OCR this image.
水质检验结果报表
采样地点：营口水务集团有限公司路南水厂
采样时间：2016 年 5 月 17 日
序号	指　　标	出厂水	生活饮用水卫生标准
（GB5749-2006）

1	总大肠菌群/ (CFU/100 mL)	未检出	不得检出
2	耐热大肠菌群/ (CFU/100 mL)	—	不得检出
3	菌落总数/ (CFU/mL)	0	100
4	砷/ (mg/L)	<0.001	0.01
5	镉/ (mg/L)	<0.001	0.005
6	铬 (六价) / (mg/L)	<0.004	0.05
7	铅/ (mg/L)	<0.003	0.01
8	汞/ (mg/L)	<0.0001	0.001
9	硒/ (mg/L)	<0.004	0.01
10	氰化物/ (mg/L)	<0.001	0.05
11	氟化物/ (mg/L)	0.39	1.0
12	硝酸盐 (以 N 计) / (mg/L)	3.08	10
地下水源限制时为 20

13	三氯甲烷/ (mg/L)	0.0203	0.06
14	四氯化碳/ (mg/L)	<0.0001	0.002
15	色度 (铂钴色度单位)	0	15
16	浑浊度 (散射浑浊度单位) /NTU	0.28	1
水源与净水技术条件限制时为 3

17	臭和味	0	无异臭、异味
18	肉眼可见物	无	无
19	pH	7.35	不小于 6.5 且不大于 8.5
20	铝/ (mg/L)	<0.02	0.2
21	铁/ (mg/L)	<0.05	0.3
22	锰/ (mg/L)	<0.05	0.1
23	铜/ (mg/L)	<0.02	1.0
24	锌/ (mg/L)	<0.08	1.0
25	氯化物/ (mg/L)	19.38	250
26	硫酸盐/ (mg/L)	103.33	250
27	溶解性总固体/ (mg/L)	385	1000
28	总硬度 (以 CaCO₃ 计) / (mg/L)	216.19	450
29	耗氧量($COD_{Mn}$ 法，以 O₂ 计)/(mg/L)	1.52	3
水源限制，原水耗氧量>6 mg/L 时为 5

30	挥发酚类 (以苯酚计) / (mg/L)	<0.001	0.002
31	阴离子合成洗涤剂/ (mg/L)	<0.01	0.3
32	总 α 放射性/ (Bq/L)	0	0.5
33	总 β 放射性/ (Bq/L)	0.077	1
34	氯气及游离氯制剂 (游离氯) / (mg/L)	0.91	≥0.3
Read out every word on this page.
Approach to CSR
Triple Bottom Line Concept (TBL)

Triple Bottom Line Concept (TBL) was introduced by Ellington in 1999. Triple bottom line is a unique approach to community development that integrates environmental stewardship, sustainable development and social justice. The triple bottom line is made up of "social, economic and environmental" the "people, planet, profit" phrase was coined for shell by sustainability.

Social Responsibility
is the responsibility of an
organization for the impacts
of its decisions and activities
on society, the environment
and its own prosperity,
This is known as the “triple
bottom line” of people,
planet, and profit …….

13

= = = =

Exercise objective
Restate the final lines of the listing above word for word, beginning at the line that contains "Read out every word on this page.".

Written reply
Read out every word on this page.
Approach to CSR
Triple Bottom Line Concept (TBL)

Triple Bottom Line Concept (TBL) was introduced by Ellington in 1999. Triple bottom line is a unique approach to community development that integrates environmental stewardship, sustainable development and social justice. The triple bottom line is made up of "social, economic and environmental" the "people, planet, profit" phrase was coined for shell by sustainability.

Social Responsibility
is the responsibility of an
organization for the impacts
of its decisions and activities
on society, the environment
and its own prosperity,
This is known as the “triple
bottom line” of people,
planet, and profit …….

13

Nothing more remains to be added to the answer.